### WORK TO DO
Your task is to give the data again, exactly, with every line intact.

### AVAILABLE RECORDS
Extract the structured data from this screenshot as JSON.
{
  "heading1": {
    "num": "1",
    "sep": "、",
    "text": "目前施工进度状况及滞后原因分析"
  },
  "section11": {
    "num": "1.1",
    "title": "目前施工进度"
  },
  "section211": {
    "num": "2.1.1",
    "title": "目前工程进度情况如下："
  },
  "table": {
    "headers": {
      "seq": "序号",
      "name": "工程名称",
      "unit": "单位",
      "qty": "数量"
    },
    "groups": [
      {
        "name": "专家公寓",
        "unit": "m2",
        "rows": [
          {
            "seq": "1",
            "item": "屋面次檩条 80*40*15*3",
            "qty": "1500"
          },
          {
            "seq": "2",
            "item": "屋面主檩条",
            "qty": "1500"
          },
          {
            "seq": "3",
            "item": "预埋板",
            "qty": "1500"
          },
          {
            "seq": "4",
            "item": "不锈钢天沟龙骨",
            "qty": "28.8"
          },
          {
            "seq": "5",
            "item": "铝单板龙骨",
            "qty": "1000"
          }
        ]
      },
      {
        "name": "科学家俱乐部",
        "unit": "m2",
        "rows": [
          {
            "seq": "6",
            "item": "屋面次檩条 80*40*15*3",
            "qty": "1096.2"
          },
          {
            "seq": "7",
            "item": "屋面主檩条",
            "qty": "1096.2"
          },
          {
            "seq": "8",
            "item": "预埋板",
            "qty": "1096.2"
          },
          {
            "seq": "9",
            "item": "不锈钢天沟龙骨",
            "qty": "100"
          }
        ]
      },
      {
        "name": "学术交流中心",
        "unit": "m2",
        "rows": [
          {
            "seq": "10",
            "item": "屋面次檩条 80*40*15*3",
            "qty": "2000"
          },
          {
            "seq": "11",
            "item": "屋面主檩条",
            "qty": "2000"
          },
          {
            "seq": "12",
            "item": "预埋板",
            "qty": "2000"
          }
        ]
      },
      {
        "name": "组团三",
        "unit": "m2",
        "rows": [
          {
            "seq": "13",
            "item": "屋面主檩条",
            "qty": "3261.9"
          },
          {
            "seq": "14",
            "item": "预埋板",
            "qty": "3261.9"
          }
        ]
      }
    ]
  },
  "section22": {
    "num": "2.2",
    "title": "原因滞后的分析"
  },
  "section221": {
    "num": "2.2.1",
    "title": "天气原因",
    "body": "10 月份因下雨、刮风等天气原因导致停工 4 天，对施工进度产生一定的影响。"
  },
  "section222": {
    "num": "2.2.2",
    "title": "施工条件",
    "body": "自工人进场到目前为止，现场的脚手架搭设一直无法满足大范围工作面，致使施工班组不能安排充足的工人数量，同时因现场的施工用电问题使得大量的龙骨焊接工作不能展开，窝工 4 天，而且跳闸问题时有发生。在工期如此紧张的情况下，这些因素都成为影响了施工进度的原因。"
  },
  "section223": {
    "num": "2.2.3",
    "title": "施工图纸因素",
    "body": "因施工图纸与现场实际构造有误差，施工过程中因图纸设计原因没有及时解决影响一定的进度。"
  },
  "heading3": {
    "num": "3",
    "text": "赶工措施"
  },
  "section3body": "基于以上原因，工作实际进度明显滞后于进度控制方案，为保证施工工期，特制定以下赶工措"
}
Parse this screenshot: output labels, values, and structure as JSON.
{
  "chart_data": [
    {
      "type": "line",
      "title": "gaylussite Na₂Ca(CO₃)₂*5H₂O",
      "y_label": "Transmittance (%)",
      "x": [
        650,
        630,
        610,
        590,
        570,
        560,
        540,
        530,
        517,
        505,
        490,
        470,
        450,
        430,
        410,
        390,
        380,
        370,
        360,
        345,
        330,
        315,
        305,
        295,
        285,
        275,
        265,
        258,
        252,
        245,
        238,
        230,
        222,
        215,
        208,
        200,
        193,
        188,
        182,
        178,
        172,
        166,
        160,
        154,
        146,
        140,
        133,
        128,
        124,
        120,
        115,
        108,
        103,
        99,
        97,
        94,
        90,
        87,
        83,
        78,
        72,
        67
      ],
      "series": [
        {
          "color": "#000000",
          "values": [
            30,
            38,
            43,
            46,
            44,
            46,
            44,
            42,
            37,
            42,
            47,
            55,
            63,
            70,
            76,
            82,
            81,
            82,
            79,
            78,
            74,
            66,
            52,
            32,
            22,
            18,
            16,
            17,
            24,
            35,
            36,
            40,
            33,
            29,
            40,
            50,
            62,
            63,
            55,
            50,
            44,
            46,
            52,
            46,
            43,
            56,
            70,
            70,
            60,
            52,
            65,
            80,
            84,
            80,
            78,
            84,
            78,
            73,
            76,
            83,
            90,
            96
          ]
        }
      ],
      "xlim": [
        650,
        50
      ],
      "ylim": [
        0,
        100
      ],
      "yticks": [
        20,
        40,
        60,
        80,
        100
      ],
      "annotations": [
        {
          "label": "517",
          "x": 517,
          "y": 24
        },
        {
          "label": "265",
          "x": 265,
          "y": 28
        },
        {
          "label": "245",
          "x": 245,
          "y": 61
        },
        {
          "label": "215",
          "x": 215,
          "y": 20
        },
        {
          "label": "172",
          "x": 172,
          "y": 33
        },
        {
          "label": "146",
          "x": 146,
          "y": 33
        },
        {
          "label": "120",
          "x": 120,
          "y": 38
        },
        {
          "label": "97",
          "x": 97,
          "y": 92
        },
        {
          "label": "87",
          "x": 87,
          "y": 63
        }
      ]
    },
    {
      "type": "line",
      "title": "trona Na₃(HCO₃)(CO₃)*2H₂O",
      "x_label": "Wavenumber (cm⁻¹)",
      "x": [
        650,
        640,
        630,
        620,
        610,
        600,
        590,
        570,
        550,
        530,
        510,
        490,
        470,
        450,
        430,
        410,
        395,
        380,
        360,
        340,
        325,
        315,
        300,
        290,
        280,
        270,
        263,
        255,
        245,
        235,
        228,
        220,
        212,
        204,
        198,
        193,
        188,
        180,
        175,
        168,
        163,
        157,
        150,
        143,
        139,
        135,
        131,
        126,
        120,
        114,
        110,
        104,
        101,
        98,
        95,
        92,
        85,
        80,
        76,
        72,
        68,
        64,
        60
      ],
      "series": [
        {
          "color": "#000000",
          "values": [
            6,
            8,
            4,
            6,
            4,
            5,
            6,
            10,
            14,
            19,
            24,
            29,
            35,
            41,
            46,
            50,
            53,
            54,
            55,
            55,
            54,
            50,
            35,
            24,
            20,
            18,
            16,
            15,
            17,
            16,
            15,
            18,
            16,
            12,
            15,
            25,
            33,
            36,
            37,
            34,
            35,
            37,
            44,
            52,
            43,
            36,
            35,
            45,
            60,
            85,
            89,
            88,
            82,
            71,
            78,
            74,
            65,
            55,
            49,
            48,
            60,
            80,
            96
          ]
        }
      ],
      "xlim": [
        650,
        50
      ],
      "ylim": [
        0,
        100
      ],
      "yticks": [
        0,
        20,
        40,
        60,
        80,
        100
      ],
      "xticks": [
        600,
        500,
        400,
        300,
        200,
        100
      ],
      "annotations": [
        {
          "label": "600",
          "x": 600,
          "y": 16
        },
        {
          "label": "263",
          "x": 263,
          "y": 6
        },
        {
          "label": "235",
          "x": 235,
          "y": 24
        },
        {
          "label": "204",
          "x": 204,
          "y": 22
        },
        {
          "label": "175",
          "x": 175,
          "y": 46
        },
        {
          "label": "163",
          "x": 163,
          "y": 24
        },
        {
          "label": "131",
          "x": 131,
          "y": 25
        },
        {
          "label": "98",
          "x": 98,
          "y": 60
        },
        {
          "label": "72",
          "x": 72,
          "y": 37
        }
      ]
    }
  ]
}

### SOLVED EXERCISE
Extract the structured data from this screenshot as JSON.
{
  "heading1": {
    "num": "1",
    "sep": "、",
    "text": "目前施工进度状况及滞后原因分析"
  },
  "section11": {
    "num": "1.1",
    "title": "目前施工进度"
  },
  "section211": {
    "num": "2.1.1",
    "title": "目前工程进度情况如下："
  },
  "table": {
    "headers": {
      "seq": "序号",
      "name": "工程名称",
      "unit": "单位",
      "qty": "数量"
    },
    "groups": [
      {
        "name": "专家公寓",
        "unit": "m2",
        "rows": [
          {
            "seq": "1",
            "item": "屋面次檩条 80*40*15*3",
            "qty": "1500"
          },
          {
            "seq": "2",
            "item": "屋面主檩条",
            "qty": "1500"
          },
          {
            "seq": "3",
            "item": "预埋板",
            "qty": "1500"
          },
          {
            "seq": "4",
            "item": "不锈钢天沟龙骨",
            "qty": "28.8"
          },
          {
            "seq": "5",
            "item": "铝单板龙骨",
            "qty": "1000"
          }
        ]
      },
      {
        "name": "科学家俱乐部",
        "unit": "m2",
        "rows": [
          {
            "seq": "6",
            "item": "屋面次檩条 80*40*15*3",
            "qty": "1096.2"
          },
          {
            "seq": "7",
            "item": "屋面主檩条",
            "qty": "1096.2"
          },
          {
            "seq": "8",
            "item": "预埋板",
            "qty": "1096.2"
          },
          {
            "seq": "9",
            "item": "不锈钢天沟龙骨",
            "qty": "100"
          }
        ]
      },
      {
        "name": "学术交流中心",
        "unit": "m2",
        "rows": [
          {
            "seq": "10",
            "item": "屋面次檩条 80*40*15*3",
            "qty": "2000"
          },
          {
            "seq": "11",
            "item": "屋面主檩条",
            "qty": "2000"
          },
          {
            "seq": "12",
            "item": "预埋板",
            "qty": "2000"
          }
        ]
      },
      {
        "name": "组团三",
        "unit": "m2",
        "rows": [
          {
            "seq": "13",
            "item": "屋面主檩条",
            "qty": "3261.9"
          },
          {
            "seq": "14",
            "item": "预埋板",
            "qty": "3261.9"
          }
        ]
      }
    ]
  },
  "section22": {
    "num": "2.2",
    "title": "原因滞后的分析"
  },
  "section221": {
    "num": "2.2.1",
    "title": "天气原因",
    "body": "10 月份因下雨、刮风等天气原因导致停工 4 天，对施工进度产生一定的影响。"
  },
  "section222": {
    "num": "2.2.2",
    "title": "施工条件",
    "body": "自工人进场到目前为止，现场的脚手架搭设一直无法满足大范围工作面，致使施工班组不能安排充足的工人数量，同时因现场的施工用电问题使得大量的龙骨焊接工作不能展开，窝工 4 天，而且跳闸问题时有发生。在工期如此紧张的情况下，这些因素都成为影响了施工进度的原因。"
  },
  "section223": {
    "num": "2.2.3",
    "title": "施工图纸因素",
    "body": "因施工图纸与现场实际构造有误差，施工过程中因图纸设计原因没有及时解决影响一定的进度。"
  },
  "heading3": {
    "num": "3",
    "text": "赶工措施"
  },
  "section3body": "基于以上原因，工作实际进度明显滞后于进度控制方案，为保证施工工期，特制定以下赶工措"
}
Parse this screenshot: output labels, values, and structure as JSON.
{
  "chart_data": [
    {
      "type": "line",
      "title": "gaylussite Na₂Ca(CO₃)₂*5H₂O",
      "y_label": "Transmittance (%)",
      "x": [
        650,
        630,
        610,
        590,
        570,
        560,
        540,
        530,
        517,
        505,
        490,
        470,
        450,
        430,
        410,
        390,
        380,
        370,
        360,
        345,
        330,
        315,
        305,
        295,
        285,
        275,
        265,
        258,
        252,
        245,
        238,
        230,
        222,
        215,
        208,
        200,
        193,
        188,
        182,
        178,
        172,
        166,
        160,
        154,
        146,
        140,
        133,
        128,
        124,
        120,
        115,
        108,
        103,
        99,
        97,
        94,
        90,
        87,
        83,
        78,
        72,
        67
      ],
      "series": [
        {
          "color": "#000000",
          "values": [
            30,
            38,
            43,
            46,
            44,
            46,
            44,
            42,
            37,
            42,
            47,
            55,
            63,
            70,
            76,
            82,
            81,
            82,
            79,
            78,
            74,
            66,
            52,
            32,
            22,
            18,
            16,
            17,
            24,
            35,
            36,
            40,
            33,
            29,
            40,
            50,
            62,
            63,
            55,
            50,
            44,
            46,
            52,
            46,
            43,
            56,
            70,
            70,
            60,
            52,
            65,
            80,
            84,
            80,
            78,
            84,
            78,
            73,
            76,
            83,
            90,
            96
          ]
        }
      ],
      "xlim": [
        650,
        50
      ],
      "ylim": [
        0,
        100
      ],
      "yticks": [
        20,
        40,
        60,
        80,
        100
      ],
      "annotations": [
        {
          "label": "517",
          "x": 517,
          "y": 24
        },
        {
          "label": "265",
          "x": 265,
          "y": 28
        },
        {
          "label": "245",
          "x": 245,
          "y": 61
        },
        {
          "label": "215",
          "x": 215,
          "y": 20
        },
        {
          "label": "172",
          "x": 172,
          "y": 33
        },
        {
          "label": "146",
          "x": 146,
          "y": 33
        },
        {
          "label": "120",
          "x": 120,
          "y": 38
        },
        {
          "label": "97",
          "x": 97,
          "y": 92
        },
        {
          "label": "87",
          "x": 87,
          "y": 63
        }
      ]
    },
    {
      "type": "line",
      "title": "trona Na₃(HCO₃)(CO₃)*2H₂O",
      "x_label": "Wavenumber (cm⁻¹)",
      "x": [
        650,
        640,
        630,
        620,
        610,
        600,
        590,
        570,
        550,
        530,
        510,
        490,
        470,
        450,
        430,
        410,
        395,
        380,
        360,
        340,
        325,
        315,
        300,
        290,
        280,
        270,
        263,
        255,
        245,
        235,
        228,
        220,
        212,
        204,
        198,
        193,
        188,
        180,
        175,
        168,
        163,
        157,
        150,
        143,
        139,
        135,
        131,
        126,
        120,
        114,
        110,
        104,
        101,
        98,
        95,
        92,
        85,
        80,
        76,
        72,
        68,
        64,
        60
      ],
      "series": [
        {
          "color": "#000000",
          "values": [
            6,
            8,
            4,
            6,
            4,
            5,
            6,
            10,
            14,
            19,
            24,
            29,
            35,
            41,
            46,
            50,
            53,
            54,
            55,
            55,
            54,
            50,
            35,
            24,
            20,
            18,
            16,
            15,
            17,
            16,
            15,
            18,
            16,
            12,
            15,
            25,
            33,
            36,
            37,
            34,
            35,
            37,
            44,
            52,
            43,
            36,
            35,
            45,
            60,
            85,
            89,
            88,
            82,
            71,
            78,
            74,
            65,
            55,
            49,
            48,
            60,
            80,
            96
          ]
        }
      ],
      "xlim": [
        650,
        50
      ],
      "ylim": [
        0,
        100
      ],
      "yticks": [
        0,
        20,
        40,
        60,
        80,
        100
      ],
      "xticks": [
        600,
        500,
        400,
        300,
        200,
        100
      ],
      "annotations": [
        {
          "label": "600",
          "x": 600,
          "y": 16
        },
        {
          "label": "263",
          "x": 263,
          "y": 6
        },
        {
          "label": "235",
          "x": 235,
          "y": 24
        },
        {
          "label": "204",
          "x": 204,
          "y": 22
        },
        {
          "label": "175",
          "x": 175,
          "y": 46
        },
        {
          "label": "163",
          "x": 163,
          "y": 24
        },
        {
          "label": "131",
          "x": 131,
          "y": 25
        },
        {
          "label": "98",
          "x": 98,
          "y": 60
        },
        {
          "label": "72",
          "x": 72,
          "y": 37
        }
      ]
    }
  ]
}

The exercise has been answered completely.